EXERCISE – Output the line containing "Convert this document image to plain text." and all subsequent lines of the listing below, copied exactly, with no other lines.

====== ENTRIES SUPPLIED

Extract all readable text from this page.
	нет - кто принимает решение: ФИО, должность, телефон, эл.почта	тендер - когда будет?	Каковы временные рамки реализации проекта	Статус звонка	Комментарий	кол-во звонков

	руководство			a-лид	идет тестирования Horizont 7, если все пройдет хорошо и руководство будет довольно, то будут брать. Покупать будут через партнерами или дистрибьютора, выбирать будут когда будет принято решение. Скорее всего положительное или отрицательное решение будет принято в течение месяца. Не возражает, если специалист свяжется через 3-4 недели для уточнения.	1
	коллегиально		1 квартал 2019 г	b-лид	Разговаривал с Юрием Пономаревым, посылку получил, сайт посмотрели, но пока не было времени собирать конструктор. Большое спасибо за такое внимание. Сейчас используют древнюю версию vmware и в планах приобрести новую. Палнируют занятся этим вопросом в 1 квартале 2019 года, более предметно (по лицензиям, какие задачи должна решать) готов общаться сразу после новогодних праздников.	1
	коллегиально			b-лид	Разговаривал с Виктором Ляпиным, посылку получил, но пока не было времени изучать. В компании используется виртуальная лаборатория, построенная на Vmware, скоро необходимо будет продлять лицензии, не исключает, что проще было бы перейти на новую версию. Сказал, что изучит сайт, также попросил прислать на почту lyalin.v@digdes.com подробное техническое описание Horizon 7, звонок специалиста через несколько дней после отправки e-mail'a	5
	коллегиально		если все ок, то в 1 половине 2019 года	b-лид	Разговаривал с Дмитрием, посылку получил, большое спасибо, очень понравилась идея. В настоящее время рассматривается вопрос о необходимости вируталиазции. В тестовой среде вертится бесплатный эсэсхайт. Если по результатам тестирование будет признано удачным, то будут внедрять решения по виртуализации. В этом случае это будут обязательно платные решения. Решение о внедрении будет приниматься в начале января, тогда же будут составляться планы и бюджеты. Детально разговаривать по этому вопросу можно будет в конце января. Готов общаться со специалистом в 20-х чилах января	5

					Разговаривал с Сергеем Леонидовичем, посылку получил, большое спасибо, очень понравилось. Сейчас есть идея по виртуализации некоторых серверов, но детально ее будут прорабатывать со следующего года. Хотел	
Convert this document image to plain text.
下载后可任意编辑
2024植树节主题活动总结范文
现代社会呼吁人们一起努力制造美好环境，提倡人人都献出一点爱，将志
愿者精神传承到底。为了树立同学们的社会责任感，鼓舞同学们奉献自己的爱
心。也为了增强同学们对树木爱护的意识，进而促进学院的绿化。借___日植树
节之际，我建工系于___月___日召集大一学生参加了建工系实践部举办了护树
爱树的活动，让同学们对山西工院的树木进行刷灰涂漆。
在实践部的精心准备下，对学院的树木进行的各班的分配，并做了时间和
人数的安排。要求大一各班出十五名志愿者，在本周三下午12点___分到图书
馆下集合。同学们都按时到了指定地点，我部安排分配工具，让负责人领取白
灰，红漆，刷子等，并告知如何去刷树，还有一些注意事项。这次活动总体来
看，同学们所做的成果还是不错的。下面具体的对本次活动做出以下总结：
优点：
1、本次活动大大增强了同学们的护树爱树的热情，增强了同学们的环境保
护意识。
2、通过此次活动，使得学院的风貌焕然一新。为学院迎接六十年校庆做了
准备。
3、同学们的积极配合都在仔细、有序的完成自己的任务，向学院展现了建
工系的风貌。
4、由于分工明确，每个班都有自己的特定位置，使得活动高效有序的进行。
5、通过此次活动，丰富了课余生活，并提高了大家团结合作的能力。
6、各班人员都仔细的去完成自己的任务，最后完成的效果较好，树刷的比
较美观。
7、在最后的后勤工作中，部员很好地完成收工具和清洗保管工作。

============

EXERCISE RESULT –
Convert this document image to plain text.
下载后可任意编辑
2024植树节主题活动总结范文
现代社会呼吁人们一起努力制造美好环境，提倡人人都献出一点爱，将志
愿者精神传承到底。为了树立同学们的社会责任感，鼓舞同学们奉献自己的爱
心。也为了增强同学们对树木爱护的意识，进而促进学院的绿化。借___日植树
节之际，我建工系于___月___日召集大一学生参加了建工系实践部举办了护树
爱树的活动，让同学们对山西工院的树木进行刷灰涂漆。
在实践部的精心准备下，对学院的树木进行的各班的分配，并做了时间和
人数的安排。要求大一各班出十五名志愿者，在本周三下午12点___分到图书
馆下集合。同学们都按时到了指定地点，我部安排分配工具，让负责人领取白
灰，红漆，刷子等，并告知如何去刷树，还有一些注意事项。这次活动总体来
看，同学们所做的成果还是不错的。下面具体的对本次活动做出以下总结：
优点：
1、本次活动大大增强了同学们的护树爱树的热情，增强了同学们的环境保
护意识。
2、通过此次活动，使得学院的风貌焕然一新。为学院迎接六十年校庆做了
准备。
3、同学们的积极配合都在仔细、有序的完成自己的任务，向学院展现了建
工系的风貌。
4、由于分工明确，每个班都有自己的特定位置，使得活动高效有序的进行。
5、通过此次活动，丰富了课余生活，并提高了大家团结合作的能力。
6、各班人员都仔细的去完成自己的任务，最后完成的效果较好，树刷的比
较美观。
7、在最后的后勤工作中，部员很好地完成收工具和清洗保管工作。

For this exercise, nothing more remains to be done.